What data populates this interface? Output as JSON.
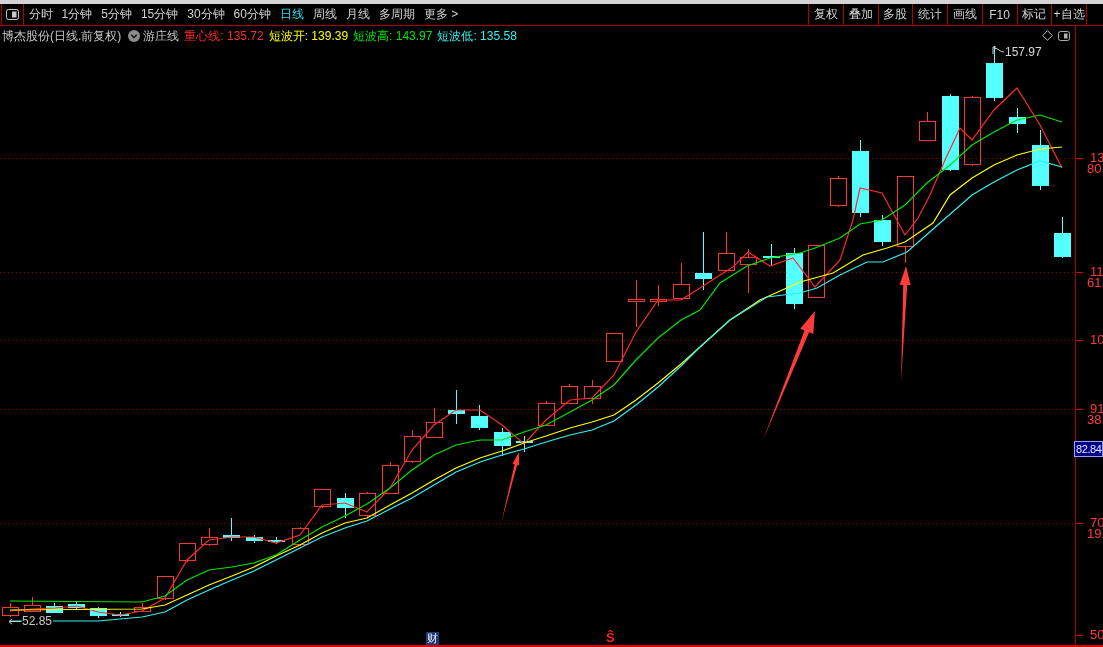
{
  "toolbar": {
    "periods": [
      {
        "label": "分时",
        "selected": false
      },
      {
        "label": "1分钟",
        "selected": false
      },
      {
        "label": "5分钟",
        "selected": false
      },
      {
        "label": "15分钟",
        "selected": false
      },
      {
        "label": "30分钟",
        "selected": false
      },
      {
        "label": "60分钟",
        "selected": false
      },
      {
        "label": "日线",
        "selected": true
      },
      {
        "label": "周线",
        "selected": false
      },
      {
        "label": "月线",
        "selected": false
      },
      {
        "label": "多周期",
        "selected": false
      },
      {
        "label": "更多 >",
        "selected": false
      }
    ],
    "buttons": [
      "复权",
      "叠加",
      "多股",
      "统计",
      "画线",
      "F10",
      "标记",
      "+自选"
    ]
  },
  "legend": {
    "title": "博杰股份(日线.前复权)",
    "indicator_set": "游庄线",
    "indicators": [
      {
        "label": "重心线: 135.72",
        "color": "#ff2a2a"
      },
      {
        "label": "短波开: 139.39",
        "color": "#ffff00"
      },
      {
        "label": "短波高: 143.97",
        "color": "#00e600"
      },
      {
        "label": "短波低: 135.58",
        "color": "#33f0f0"
      }
    ]
  },
  "chart": {
    "high_label": "157.97",
    "low_label": "52.85",
    "y_axis": [
      {
        "price": "13",
        "percent": "80."
      },
      {
        "price": "11",
        "percent": "61."
      },
      {
        "price": "10"
      },
      {
        "price": "91",
        "percent": "38."
      },
      {
        "price": "70",
        "percent": "19."
      },
      {
        "price": "50"
      }
    ],
    "current_price": "82.84",
    "markers": [
      {
        "kind": "finance",
        "text": "财"
      },
      {
        "kind": "signal",
        "text": "Ŝ"
      }
    ]
  }
}
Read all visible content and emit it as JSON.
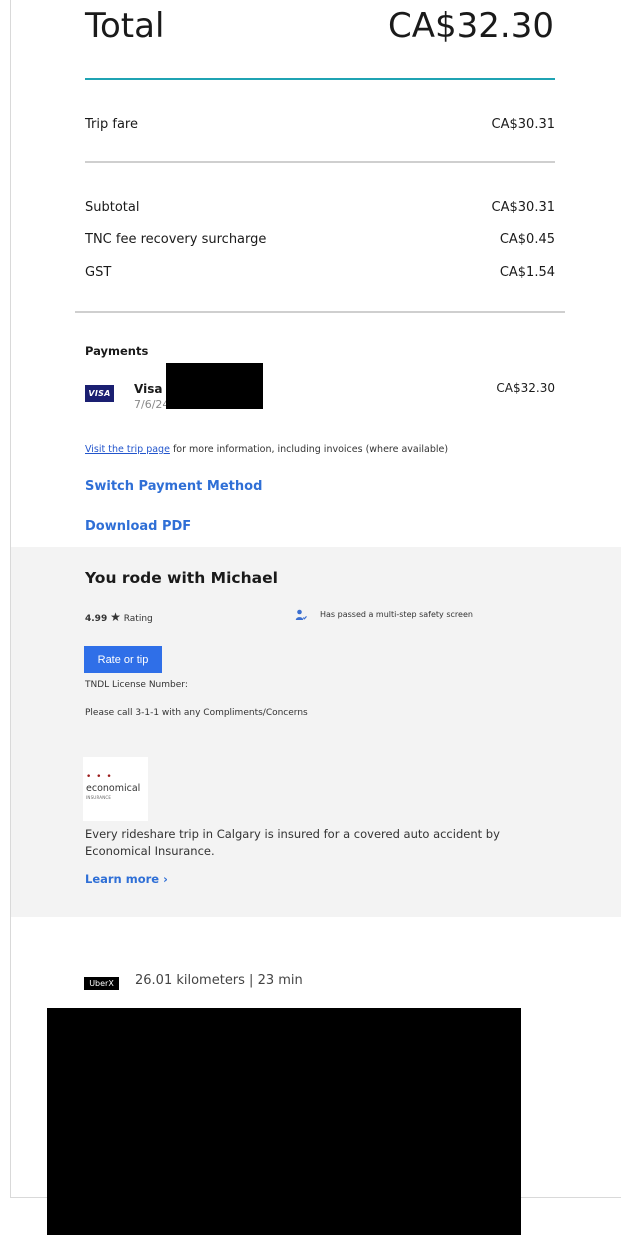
{
  "summary": {
    "total_label": "Total",
    "total_value": "CA$32.30"
  },
  "fare": {
    "trip_fare_label": "Trip fare",
    "trip_fare_value": "CA$30.31"
  },
  "breakdown": {
    "subtotal_label": "Subtotal",
    "subtotal_value": "CA$30.31",
    "tnc_label": "TNC fee recovery surcharge",
    "tnc_value": "CA$0.45",
    "gst_label": "GST",
    "gst_value": "CA$1.54"
  },
  "payments": {
    "title": "Payments",
    "card_logo": "VISA",
    "card_name": "Visa •",
    "date": "7/6/24 7:33 PM",
    "amount": "CA$32.30",
    "trip_page_link": "Visit the trip page",
    "trip_page_rest": " for more information, including invoices (where available)",
    "switch_label": "Switch Payment Method",
    "download_label": "Download PDF"
  },
  "driver": {
    "title": "You rode with Michael",
    "rating_value": "4.99",
    "rating_star": "★",
    "rating_label": "Rating",
    "safety_icon": "person-check-icon",
    "safety_text": "Has passed a multi-step safety screen",
    "rate_button": "Rate or tip",
    "license_text": "TNDL License Number:",
    "call_text": "Please call 3-1-1 with any Compliments/Concerns"
  },
  "insurance": {
    "logo_dots": "• • •",
    "logo_word": "economical",
    "logo_sub": "INSURANCE",
    "text": "Every rideshare trip in Calgary is insured for a covered auto accident by Economical Insurance.",
    "learn_more": "Learn more ›"
  },
  "trip": {
    "badge": "UberX",
    "stats": "26.01 kilometers | 23 min"
  },
  "colors": {
    "accent_teal": "#1fa3b3",
    "link_blue": "#2f6fd6",
    "button_blue": "#2f6fe8",
    "visa_navy": "#1a1f71",
    "panel_gray": "#f3f3f3"
  }
}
________________
> **Set exercise**: Restate the whole of the material word for word without the pictures.

> **Response**:
What data populates this interface? Output as JSON.
{
  "toolbar": {
    "periods": [
      {
        "label": "分时",
        "selected": false
      },
      {
        "label": "1分钟",
        "selected": false
      },
      {
        "label": "5分钟",
        "selected": false
      },
      {
        "label": "15分钟",
        "selected": false
      },
      {
        "label": "30分钟",
        "selected": false
      },
      {
        "label": "60分钟",
        "selected": false
      },
      {
        "label": "日线",
        "selected": true
      },
      {
        "label": "周线",
        "selected": false
      },
      {
        "label": "月线",
        "selected": false
      },
      {
        "label": "多周期",
        "selected": false
      },
      {
        "label": "更多 >",
        "selected": false
      }
    ],
    "buttons": [
      "复权",
      "叠加",
      "多股",
      "统计",
      "画线",
      "F10",
      "标记",
      "+自选"
    ]
  },
  "legend": {
    "title": "博杰股份(日线.前复权)",
    "indicator_set": "游庄线",
    "indicators": [
      {
        "label": "重心线: 135.72",
        "color": "#ff2a2a"
      },
      {
        "label": "短波开: 139.39",
        "color": "#ffff00"
      },
      {
        "label": "短波高: 143.97",
        "color": "#00e600"
      },
      {
        "label": "短波低: 135.58",
        "color": "#33f0f0"
      }
    ]
  },
  "chart": {
    "high_label": "157.97",
    "low_label": "52.85",
    "y_axis": [
      {
        "price": "13",
        "percent": "80."
      },
      {
        "price": "11",
        "percent": "61."
      },
      {
        "price": "10"
      },
      {
        "price": "91",
        "percent": "38."
      },
      {
        "price": "70",
        "percent": "19."
      },
      {
        "price": "50"
      }
    ],
    "current_price": "82.84",
    "markers": [
      {
        "kind": "finance",
        "text": "财"
      },
      {
        "kind": "signal",
        "text": "Ŝ"
      }
    ]
  }
}
Read all visible content and emit it as JSON.
{
  "summary": {
    "total_label": "Total",
    "total_value": "CA$32.30"
  },
  "fare": {
    "trip_fare_label": "Trip fare",
    "trip_fare_value": "CA$30.31"
  },
  "breakdown": {
    "subtotal_label": "Subtotal",
    "subtotal_value": "CA$30.31",
    "tnc_label": "TNC fee recovery surcharge",
    "tnc_value": "CA$0.45",
    "gst_label": "GST",
    "gst_value": "CA$1.54"
  },
  "payments": {
    "title": "Payments",
    "card_logo": "VISA",
    "card_name": "Visa •",
    "date": "7/6/24 7:33 PM",
    "amount": "CA$32.30",
    "trip_page_link": "Visit the trip page",
    "trip_page_rest": " for more information, including invoices (where available)",
    "switch_label": "Switch Payment Method",
    "download_label": "Download PDF"
  },
  "driver": {
    "title": "You rode with Michael",
    "rating_value": "4.99",
    "rating_star": "★",
    "rating_label": "Rating",
    "safety_icon": "person-check-icon",
    "safety_text": "Has passed a multi-step safety screen",
    "rate_button": "Rate or tip",
    "license_text": "TNDL License Number:",
    "call_text": "Please call 3-1-1 with any Compliments/Concerns"
  },
  "insurance": {
    "logo_dots": "• • •",
    "logo_word": "economical",
    "logo_sub": "INSURANCE",
    "text": "Every rideshare trip in Calgary is insured for a covered auto accident by Economical Insurance.",
    "learn_more": "Learn more ›"
  },
  "trip": {
    "badge": "UberX",
    "stats": "26.01 kilometers | 23 min"
  },
  "colors": {
    "accent_teal": "#1fa3b3",
    "link_blue": "#2f6fd6",
    "button_blue": "#2f6fe8",
    "visa_navy": "#1a1f71",
    "panel_gray": "#f3f3f3"
  }
}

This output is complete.